─── Material to process

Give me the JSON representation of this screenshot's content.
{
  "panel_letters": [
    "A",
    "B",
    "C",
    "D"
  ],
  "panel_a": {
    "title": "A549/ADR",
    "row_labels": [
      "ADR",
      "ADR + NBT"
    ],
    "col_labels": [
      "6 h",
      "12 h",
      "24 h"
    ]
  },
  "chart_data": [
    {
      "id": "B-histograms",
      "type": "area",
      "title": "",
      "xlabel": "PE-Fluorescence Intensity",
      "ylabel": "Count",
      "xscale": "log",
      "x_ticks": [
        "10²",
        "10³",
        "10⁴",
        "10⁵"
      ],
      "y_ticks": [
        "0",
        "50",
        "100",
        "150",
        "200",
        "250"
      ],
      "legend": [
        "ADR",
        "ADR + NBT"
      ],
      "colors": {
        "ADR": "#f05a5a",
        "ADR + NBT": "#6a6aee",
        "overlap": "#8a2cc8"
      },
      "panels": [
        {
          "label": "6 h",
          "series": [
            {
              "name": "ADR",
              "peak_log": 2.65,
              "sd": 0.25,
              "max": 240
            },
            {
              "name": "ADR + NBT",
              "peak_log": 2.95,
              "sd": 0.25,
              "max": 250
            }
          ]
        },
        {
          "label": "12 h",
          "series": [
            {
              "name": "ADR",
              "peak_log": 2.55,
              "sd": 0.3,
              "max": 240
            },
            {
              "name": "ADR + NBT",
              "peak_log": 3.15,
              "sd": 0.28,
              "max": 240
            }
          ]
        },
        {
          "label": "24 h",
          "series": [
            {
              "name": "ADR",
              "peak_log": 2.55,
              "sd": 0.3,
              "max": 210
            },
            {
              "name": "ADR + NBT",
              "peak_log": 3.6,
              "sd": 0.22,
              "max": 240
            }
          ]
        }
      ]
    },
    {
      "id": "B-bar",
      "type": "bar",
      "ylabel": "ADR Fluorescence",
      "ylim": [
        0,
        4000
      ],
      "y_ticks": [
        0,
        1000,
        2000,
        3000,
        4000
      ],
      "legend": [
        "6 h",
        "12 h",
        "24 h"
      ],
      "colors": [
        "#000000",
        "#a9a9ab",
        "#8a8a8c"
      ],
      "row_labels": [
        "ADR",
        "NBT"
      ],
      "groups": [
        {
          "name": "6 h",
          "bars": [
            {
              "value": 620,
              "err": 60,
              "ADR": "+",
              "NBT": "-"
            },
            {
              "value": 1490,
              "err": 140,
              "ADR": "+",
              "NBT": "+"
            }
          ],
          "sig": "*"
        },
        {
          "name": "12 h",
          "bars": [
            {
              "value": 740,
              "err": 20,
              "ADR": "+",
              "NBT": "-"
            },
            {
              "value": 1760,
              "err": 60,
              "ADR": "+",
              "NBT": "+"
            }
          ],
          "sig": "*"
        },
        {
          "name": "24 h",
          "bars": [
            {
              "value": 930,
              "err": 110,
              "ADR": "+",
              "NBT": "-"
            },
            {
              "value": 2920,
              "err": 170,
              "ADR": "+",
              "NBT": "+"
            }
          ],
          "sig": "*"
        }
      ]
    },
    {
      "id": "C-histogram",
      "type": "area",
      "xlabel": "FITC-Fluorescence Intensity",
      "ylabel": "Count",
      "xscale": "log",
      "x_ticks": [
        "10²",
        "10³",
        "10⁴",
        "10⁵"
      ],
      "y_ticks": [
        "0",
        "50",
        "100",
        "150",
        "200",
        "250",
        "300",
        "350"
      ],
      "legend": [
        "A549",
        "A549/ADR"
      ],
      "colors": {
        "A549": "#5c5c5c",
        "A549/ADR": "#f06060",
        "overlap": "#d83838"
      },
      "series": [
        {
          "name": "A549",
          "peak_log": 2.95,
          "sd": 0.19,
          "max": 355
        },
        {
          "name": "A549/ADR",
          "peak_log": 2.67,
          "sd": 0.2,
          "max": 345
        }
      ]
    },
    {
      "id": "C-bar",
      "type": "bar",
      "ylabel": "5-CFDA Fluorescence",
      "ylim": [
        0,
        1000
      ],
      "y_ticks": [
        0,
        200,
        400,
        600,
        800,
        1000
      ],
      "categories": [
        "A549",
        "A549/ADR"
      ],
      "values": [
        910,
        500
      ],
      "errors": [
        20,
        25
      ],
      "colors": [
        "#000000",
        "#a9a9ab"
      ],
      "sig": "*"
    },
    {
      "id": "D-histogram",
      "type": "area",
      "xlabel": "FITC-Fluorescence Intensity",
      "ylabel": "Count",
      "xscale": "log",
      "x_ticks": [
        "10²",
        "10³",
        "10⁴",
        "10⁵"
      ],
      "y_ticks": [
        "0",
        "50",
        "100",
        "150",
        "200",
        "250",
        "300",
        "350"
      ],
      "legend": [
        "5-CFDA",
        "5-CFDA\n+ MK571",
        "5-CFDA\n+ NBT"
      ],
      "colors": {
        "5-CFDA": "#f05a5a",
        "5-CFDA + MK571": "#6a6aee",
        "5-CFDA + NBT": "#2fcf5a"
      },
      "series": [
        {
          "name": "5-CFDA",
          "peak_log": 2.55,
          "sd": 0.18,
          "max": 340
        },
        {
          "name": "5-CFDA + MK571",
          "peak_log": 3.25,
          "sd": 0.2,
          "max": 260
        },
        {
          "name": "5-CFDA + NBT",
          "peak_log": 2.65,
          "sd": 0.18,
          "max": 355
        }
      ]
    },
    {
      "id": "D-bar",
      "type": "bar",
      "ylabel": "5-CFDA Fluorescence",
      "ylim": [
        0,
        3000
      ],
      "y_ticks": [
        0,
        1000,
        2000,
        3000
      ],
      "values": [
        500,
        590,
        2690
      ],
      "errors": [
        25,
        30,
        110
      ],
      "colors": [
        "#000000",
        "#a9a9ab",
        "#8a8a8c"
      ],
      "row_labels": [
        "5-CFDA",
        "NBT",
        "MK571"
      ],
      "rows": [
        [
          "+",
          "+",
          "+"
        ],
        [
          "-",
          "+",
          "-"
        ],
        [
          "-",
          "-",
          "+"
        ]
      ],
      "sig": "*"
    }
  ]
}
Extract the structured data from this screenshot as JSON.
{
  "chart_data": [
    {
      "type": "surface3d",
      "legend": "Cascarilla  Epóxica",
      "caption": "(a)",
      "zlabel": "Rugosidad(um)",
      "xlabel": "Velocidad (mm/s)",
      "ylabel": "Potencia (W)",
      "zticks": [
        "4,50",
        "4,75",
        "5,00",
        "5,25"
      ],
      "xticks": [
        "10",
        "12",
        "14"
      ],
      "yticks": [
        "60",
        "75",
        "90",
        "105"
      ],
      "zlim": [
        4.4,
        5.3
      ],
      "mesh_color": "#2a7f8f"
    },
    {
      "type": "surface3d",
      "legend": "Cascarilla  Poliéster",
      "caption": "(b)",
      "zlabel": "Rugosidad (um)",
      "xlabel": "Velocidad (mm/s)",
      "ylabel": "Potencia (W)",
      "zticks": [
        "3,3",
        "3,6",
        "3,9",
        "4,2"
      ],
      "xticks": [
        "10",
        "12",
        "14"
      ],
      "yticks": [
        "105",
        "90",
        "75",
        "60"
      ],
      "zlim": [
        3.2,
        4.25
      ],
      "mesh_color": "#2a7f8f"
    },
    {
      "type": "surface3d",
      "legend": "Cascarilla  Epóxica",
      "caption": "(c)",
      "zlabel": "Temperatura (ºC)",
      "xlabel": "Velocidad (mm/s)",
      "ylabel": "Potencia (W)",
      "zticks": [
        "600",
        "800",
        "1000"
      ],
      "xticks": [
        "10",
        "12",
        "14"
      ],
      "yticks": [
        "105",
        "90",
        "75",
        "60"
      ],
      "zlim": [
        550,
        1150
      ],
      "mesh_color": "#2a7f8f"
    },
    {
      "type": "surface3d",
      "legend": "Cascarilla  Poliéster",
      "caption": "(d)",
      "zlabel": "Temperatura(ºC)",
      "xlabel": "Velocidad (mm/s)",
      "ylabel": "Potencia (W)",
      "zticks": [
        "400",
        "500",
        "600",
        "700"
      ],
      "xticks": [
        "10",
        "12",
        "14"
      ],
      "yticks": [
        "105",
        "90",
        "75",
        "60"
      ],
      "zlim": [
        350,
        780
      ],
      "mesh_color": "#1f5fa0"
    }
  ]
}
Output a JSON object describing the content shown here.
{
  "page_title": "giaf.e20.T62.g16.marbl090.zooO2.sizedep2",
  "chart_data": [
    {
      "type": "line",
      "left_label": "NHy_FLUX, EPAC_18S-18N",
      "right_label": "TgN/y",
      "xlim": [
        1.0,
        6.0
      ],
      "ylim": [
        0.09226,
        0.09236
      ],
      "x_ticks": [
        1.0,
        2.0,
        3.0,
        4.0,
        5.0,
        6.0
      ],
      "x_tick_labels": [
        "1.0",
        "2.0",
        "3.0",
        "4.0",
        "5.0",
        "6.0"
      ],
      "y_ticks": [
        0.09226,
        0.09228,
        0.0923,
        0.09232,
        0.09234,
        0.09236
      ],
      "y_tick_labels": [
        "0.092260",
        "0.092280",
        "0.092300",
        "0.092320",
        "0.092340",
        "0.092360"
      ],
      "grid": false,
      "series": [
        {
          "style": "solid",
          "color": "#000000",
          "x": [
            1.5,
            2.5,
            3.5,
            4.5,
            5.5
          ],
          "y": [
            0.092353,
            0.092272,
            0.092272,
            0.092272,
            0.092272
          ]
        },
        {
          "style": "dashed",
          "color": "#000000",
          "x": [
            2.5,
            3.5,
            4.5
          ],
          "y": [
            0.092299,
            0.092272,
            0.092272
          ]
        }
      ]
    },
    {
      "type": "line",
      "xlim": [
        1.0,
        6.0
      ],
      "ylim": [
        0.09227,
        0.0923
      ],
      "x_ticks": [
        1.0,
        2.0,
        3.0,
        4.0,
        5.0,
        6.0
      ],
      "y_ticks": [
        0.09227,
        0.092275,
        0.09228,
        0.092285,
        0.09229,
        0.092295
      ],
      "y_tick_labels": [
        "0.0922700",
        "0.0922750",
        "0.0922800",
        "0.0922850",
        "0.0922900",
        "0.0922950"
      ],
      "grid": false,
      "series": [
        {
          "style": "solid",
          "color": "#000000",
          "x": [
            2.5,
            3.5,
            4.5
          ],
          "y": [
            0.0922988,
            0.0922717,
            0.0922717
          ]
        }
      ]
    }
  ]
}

──────

* _Exercise requirements_
Search the preceding listing for "Rugosidad" and extract every line where it is found.

* _Exercise result_
      "zlabel": "Rugosidad(um)",
      "zlabel": "Rugosidad (um)",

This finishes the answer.